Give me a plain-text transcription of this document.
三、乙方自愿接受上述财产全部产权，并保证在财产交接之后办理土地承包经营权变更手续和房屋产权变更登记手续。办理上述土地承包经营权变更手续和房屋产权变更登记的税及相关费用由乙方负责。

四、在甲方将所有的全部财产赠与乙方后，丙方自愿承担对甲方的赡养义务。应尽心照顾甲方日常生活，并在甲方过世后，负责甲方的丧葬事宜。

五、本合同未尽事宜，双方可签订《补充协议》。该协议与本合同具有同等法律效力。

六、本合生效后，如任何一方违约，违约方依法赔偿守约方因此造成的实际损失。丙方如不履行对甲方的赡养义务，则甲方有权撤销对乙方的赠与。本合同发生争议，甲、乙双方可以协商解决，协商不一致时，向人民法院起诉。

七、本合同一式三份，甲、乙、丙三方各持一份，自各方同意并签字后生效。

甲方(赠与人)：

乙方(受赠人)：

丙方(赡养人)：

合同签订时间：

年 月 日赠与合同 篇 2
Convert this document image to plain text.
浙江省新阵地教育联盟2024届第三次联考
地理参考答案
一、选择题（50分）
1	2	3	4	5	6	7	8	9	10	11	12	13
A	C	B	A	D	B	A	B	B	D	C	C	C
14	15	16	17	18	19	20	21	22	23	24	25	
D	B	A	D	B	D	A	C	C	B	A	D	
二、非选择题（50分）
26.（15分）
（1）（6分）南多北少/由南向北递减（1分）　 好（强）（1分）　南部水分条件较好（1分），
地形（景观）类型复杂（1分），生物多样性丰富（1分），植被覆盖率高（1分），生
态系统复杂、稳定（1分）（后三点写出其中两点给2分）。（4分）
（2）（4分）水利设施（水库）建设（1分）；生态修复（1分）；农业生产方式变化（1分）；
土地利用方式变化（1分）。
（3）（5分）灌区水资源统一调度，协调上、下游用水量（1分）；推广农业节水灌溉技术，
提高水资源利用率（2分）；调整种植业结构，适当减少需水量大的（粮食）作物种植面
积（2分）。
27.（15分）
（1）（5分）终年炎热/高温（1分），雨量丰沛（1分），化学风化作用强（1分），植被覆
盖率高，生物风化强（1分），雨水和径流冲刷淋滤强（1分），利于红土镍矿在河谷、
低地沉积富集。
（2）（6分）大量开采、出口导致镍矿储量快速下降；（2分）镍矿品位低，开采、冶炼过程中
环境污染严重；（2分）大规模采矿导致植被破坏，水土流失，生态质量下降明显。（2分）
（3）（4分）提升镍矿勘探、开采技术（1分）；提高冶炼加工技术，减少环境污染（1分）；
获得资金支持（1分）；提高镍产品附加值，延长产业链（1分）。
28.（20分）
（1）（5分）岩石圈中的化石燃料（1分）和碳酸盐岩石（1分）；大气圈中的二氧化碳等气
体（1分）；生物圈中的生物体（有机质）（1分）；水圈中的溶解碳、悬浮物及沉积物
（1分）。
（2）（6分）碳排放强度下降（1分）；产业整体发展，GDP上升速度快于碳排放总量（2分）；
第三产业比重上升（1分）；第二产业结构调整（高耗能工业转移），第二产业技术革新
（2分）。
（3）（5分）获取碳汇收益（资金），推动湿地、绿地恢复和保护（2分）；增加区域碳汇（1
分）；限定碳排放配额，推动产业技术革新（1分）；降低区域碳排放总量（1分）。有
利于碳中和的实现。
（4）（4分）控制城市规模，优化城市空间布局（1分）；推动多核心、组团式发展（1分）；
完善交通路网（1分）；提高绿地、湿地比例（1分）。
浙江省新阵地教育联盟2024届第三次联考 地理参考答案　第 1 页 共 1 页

☆ ☆ ☆ ☆

TASK
Give the number of lines above in which the word "地理参考答案" occurs, with nothing else.

SOLUTION TO THIS PROBLEM
2